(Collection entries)
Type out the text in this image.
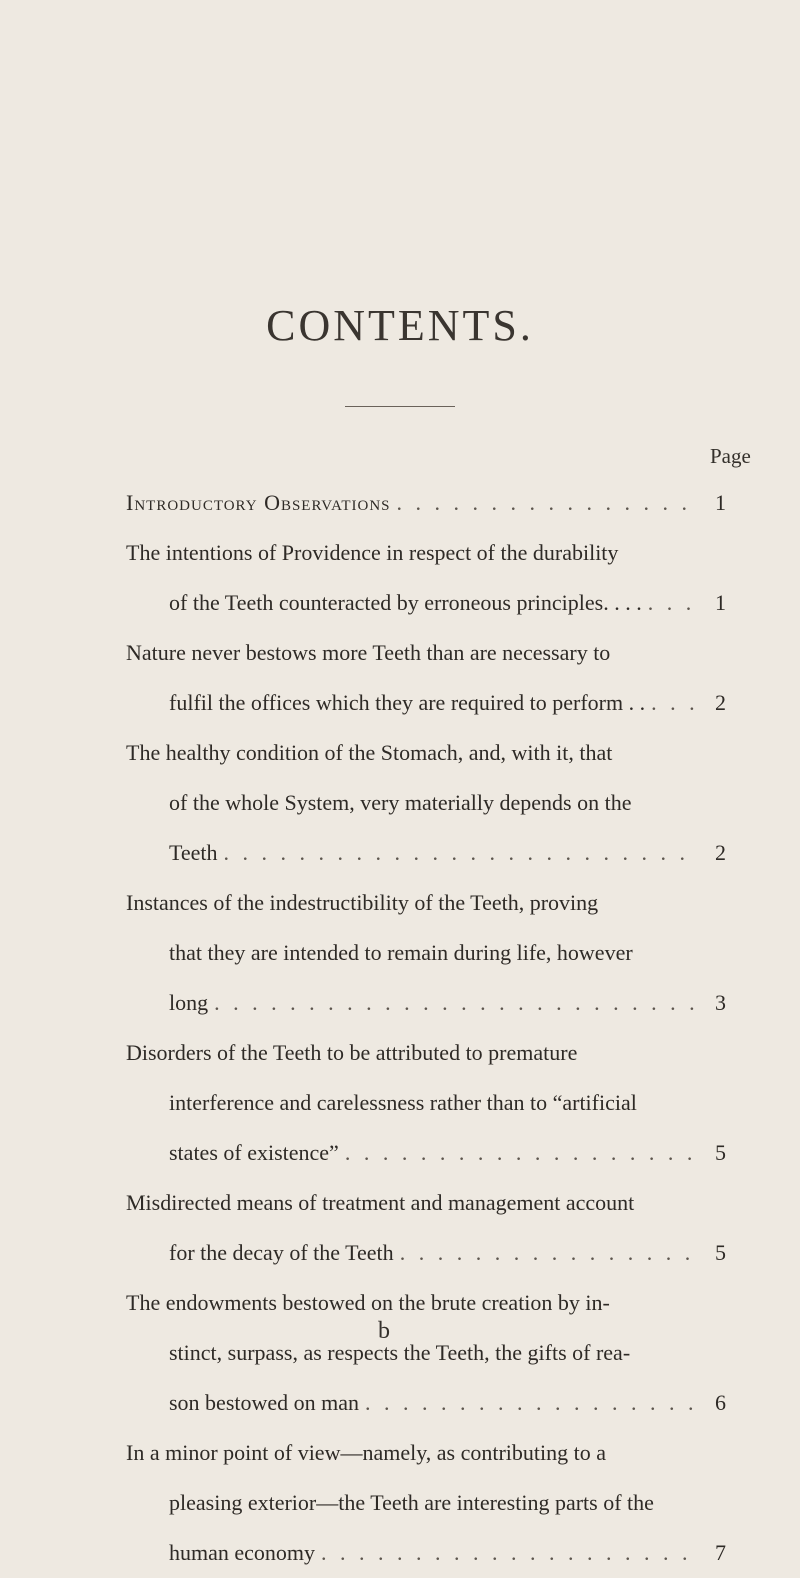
CONTENTS.
Page
Introductory Observations . . .	1
The intentions of Providence in respect of the durability
of the Teeth counteracted by erroneous principles. . . . . . .	1
Nature never bestows more Teeth than are necessary to
fulfil the offices which they are required to perform . . . . .	2
The healthy condition of the Stomach, and, with it, that
of the whole System, very materially depends on the
Teeth . . .	2
Instances of the indestructibility of the Teeth, proving
that they are intended to remain during life, however
long . . .	3
Disorders of the Teeth to be attributed to premature
interference and carelessness rather than to “artificial
states of existence” . . .	5
Misdirected means of treatment and management account
for the decay of the Teeth . . .	5
The endowments bestowed on the brute creation by in-
stinct, surpass, as respects the Teeth, the gifts of rea-
son bestowed on man . . .	6
In a minor point of view—namely, as contributing to a
pleasing exterior—the Teeth are interesting parts of the
human economy . . .	7
b
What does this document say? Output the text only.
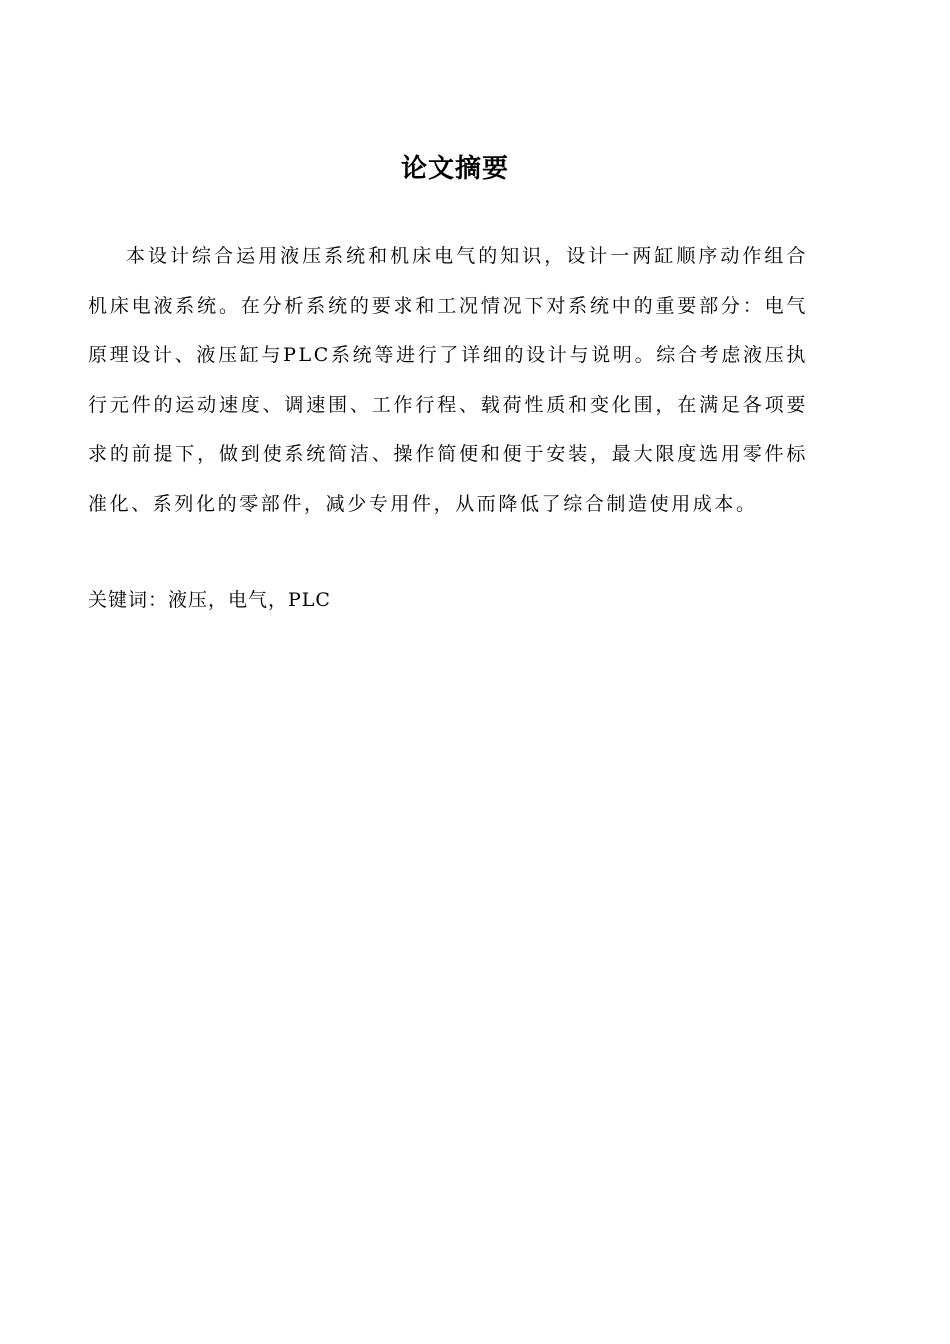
论文摘要

本设计综合运用液压系统和机床电气的知识，设计一两缸顺序动作组合机床电液系统。在分析系统的要求和工况情况下对系统中的重要部分：电气原理设计、液压缸与PLC系统等进行了详细的设计与说明。综合考虑液压执行元件的运动速度、调速围、工作行程、载荷性质和变化围，在满足各项要求的前提下，做到使系统简洁、操作简便和便于安装，最大限度选用零件标准化、系列化的零部件，减少专用件，从而降低了综合制造使用成本。

关键词：液压，电气，PLC
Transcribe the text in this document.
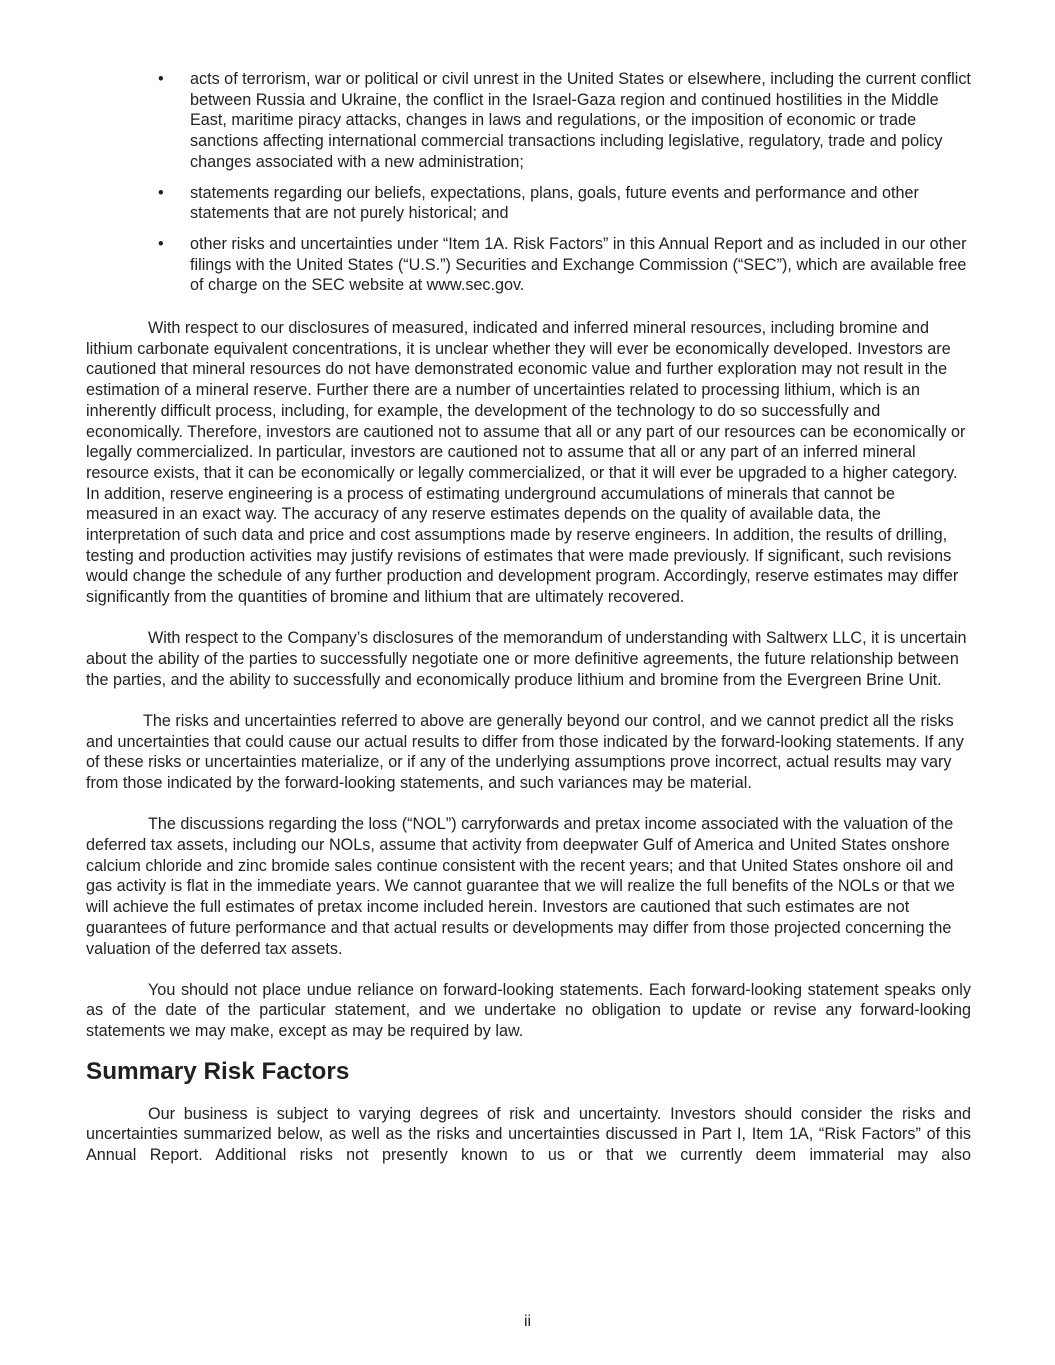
• acts of terrorism, war or political or civil unrest in the United States or elsewhere, including the current conflict between Russia and Ukraine, the conflict in the Israel-Gaza region and continued hostilities in the Middle East, maritime piracy attacks, changes in laws and regulations, or the imposition of economic or trade sanctions affecting international commercial transactions including legislative, regulatory, trade and policy changes associated with a new administration;
• statements regarding our beliefs, expectations, plans, goals, future events and performance and other statements that are not purely historical; and
• other risks and uncertainties under “Item 1A. Risk Factors” in this Annual Report and as included in our other filings with the United States (“U.S.”) Securities and Exchange Commission (“SEC”), which are available free of charge on the SEC website at www.sec.gov.

With respect to our disclosures of measured, indicated and inferred mineral resources, including bromine and lithium carbonate equivalent concentrations, it is unclear whether they will ever be economically developed. Investors are cautioned that mineral resources do not have demonstrated economic value and further exploration may not result in the estimation of a mineral reserve. Further there are a number of uncertainties related to processing lithium, which is an inherently difficult process, including, for example, the development of the technology to do so successfully and economically. Therefore, investors are cautioned not to assume that all or any part of our resources can be economically or legally commercialized. In particular, investors are cautioned not to assume that all or any part of an inferred mineral resource exists, that it can be economically or legally commercialized, or that it will ever be upgraded to a higher category. In addition, reserve engineering is a process of estimating underground accumulations of minerals that cannot be measured in an exact way. The accuracy of any reserve estimates depends on the quality of available data, the interpretation of such data and price and cost assumptions made by reserve engineers. In addition, the results of drilling, testing and production activities may justify revisions of estimates that were made previously. If significant, such revisions would change the schedule of any further production and development program. Accordingly, reserve estimates may differ significantly from the quantities of bromine and lithium that are ultimately recovered.

With respect to the Company’s disclosures of the memorandum of understanding with Saltwerx LLC, it is uncertain about the ability of the parties to successfully negotiate one or more definitive agreements, the future relationship between the parties, and the ability to successfully and economically produce lithium and bromine from the Evergreen Brine Unit.

The risks and uncertainties referred to above are generally beyond our control, and we cannot predict all the risks and uncertainties that could cause our actual results to differ from those indicated by the forward-looking statements. If any of these risks or uncertainties materialize, or if any of the underlying assumptions prove incorrect, actual results may vary from those indicated by the forward-looking statements, and such variances may be material.

The discussions regarding the loss (“NOL”) carryforwards and pretax income associated with the valuation of the deferred tax assets, including our NOLs, assume that activity from deepwater Gulf of America and United States onshore calcium chloride and zinc bromide sales continue consistent with the recent years; and that United States onshore oil and gas activity is flat in the immediate years. We cannot guarantee that we will realize the full benefits of the NOLs or that we will achieve the full estimates of pretax income included herein. Investors are cautioned that such estimates are not guarantees of future performance and that actual results or developments may differ from those projected concerning the valuation of the deferred tax assets.

You should not place undue reliance on forward-looking statements. Each forward-looking statement speaks only as of the date of the particular statement, and we undertake no obligation to update or revise any forward-looking statements we may make, except as may be required by law.

Summary Risk Factors

Our business is subject to varying degrees of risk and uncertainty. Investors should consider the risks and uncertainties summarized below, as well as the risks and uncertainties discussed in Part I, Item 1A, “Risk Factors” of this Annual Report. Additional risks not presently known to us or that we currently deem immaterial may also

ii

■ **What is expected**
Go through the records and copy each line with "text" in it.

■ **Exercise answer**
Type out the text in this image.
What does this document say? Output the text only.
Transcribe the text in this document.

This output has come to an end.